## Exercise task
Reproduce all entries precisely, down to the last character.

## Given data
####################

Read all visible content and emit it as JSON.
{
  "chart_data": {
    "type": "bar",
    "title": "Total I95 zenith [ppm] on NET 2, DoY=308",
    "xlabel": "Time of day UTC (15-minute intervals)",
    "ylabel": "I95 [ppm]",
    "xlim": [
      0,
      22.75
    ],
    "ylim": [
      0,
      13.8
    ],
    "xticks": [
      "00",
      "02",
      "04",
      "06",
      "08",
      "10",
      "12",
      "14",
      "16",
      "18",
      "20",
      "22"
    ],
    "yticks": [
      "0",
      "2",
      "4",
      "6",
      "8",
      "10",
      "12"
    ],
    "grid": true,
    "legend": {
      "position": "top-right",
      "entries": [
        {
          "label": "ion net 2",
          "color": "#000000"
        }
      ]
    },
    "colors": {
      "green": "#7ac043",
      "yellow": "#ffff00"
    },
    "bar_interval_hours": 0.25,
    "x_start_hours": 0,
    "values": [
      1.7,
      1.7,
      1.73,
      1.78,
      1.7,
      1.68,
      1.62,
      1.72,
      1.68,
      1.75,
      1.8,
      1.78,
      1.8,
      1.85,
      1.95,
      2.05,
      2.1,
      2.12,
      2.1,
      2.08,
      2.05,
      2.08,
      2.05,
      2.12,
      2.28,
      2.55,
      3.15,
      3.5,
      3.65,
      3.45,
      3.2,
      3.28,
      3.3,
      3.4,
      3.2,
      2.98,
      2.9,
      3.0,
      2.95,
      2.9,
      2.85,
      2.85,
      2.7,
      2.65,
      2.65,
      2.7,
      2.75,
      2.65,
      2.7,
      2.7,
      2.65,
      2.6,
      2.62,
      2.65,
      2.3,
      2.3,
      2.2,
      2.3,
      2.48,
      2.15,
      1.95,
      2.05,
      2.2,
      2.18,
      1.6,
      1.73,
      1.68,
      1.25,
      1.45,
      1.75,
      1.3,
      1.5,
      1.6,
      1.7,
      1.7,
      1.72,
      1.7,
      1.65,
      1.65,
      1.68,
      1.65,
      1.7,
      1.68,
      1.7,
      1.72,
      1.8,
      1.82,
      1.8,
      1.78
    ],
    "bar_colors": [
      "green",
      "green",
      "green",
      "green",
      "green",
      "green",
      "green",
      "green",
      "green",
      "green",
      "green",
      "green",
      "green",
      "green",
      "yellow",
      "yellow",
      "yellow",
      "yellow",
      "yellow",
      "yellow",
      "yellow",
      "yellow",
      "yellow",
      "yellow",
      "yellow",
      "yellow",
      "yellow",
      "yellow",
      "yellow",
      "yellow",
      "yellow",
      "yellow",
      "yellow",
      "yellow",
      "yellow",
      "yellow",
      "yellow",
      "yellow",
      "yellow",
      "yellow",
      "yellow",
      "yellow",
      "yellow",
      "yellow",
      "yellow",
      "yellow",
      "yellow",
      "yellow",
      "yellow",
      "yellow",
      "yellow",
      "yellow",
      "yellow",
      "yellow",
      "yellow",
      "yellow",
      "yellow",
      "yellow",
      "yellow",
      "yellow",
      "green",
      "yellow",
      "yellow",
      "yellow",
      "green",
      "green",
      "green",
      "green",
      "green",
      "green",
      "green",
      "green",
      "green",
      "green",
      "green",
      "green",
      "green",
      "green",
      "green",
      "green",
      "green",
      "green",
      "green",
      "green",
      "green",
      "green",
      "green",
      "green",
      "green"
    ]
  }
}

####################

## Task output
Read all visible content and emit it as JSON.
{
  "chart_data": {
    "type": "bar",
    "title": "Total I95 zenith [ppm] on NET 2, DoY=308",
    "xlabel": "Time of day UTC (15-minute intervals)",
    "ylabel": "I95 [ppm]",
    "xlim": [
      0,
      22.75
    ],
    "ylim": [
      0,
      13.8
    ],
    "xticks": [
      "00",
      "02",
      "04",
      "06",
      "08",
      "10",
      "12",
      "14",
      "16",
      "18",
      "20",
      "22"
    ],
    "yticks": [
      "0",
      "2",
      "4",
      "6",
      "8",
      "10",
      "12"
    ],
    "grid": true,
    "legend": {
      "position": "top-right",
      "entries": [
        {
          "label": "ion net 2",
          "color": "#000000"
        }
      ]
    },
    "colors": {
      "green": "#7ac043",
      "yellow": "#ffff00"
    },
    "bar_interval_hours": 0.25,
    "x_start_hours": 0,
    "values": [
      1.7,
      1.7,
      1.73,
      1.78,
      1.7,
      1.68,
      1.62,
      1.72,
      1.68,
      1.75,
      1.8,
      1.78,
      1.8,
      1.85,
      1.95,
      2.05,
      2.1,
      2.12,
      2.1,
      2.08,
      2.05,
      2.08,
      2.05,
      2.12,
      2.28,
      2.55,
      3.15,
      3.5,
      3.65,
      3.45,
      3.2,
      3.28,
      3.3,
      3.4,
      3.2,
      2.98,
      2.9,
      3.0,
      2.95,
      2.9,
      2.85,
      2.85,
      2.7,
      2.65,
      2.65,
      2.7,
      2.75,
      2.65,
      2.7,
      2.7,
      2.65,
      2.6,
      2.62,
      2.65,
      2.3,
      2.3,
      2.2,
      2.3,
      2.48,
      2.15,
      1.95,
      2.05,
      2.2,
      2.18,
      1.6,
      1.73,
      1.68,
      1.25,
      1.45,
      1.75,
      1.3,
      1.5,
      1.6,
      1.7,
      1.7,
      1.72,
      1.7,
      1.65,
      1.65,
      1.68,
      1.65,
      1.7,
      1.68,
      1.7,
      1.72,
      1.8,
      1.82,
      1.8,
      1.78
    ],
    "bar_colors": [
      "green",
      "green",
      "green",
      "green",
      "green",
      "green",
      "green",
      "green",
      "green",
      "green",
      "green",
      "green",
      "green",
      "green",
      "yellow",
      "yellow",
      "yellow",
      "yellow",
      "yellow",
      "yellow",
      "yellow",
      "yellow",
      "yellow",
      "yellow",
      "yellow",
      "yellow",
      "yellow",
      "yellow",
      "yellow",
      "yellow",
      "yellow",
      "yellow",
      "yellow",
      "yellow",
      "yellow",
      "yellow",
      "yellow",
      "yellow",
      "yellow",
      "yellow",
      "yellow",
      "yellow",
      "yellow",
      "yellow",
      "yellow",
      "yellow",
      "yellow",
      "yellow",
      "yellow",
      "yellow",
      "yellow",
      "yellow",
      "yellow",
      "yellow",
      "yellow",
      "yellow",
      "yellow",
      "yellow",
      "yellow",
      "yellow",
      "green",
      "yellow",
      "yellow",
      "yellow",
      "green",
      "green",
      "green",
      "green",
      "green",
      "green",
      "green",
      "green",
      "green",
      "green",
      "green",
      "green",
      "green",
      "green",
      "green",
      "green",
      "green",
      "green",
      "green",
      "green",
      "green",
      "green",
      "green",
      "green",
      "green"
    ]
  }
}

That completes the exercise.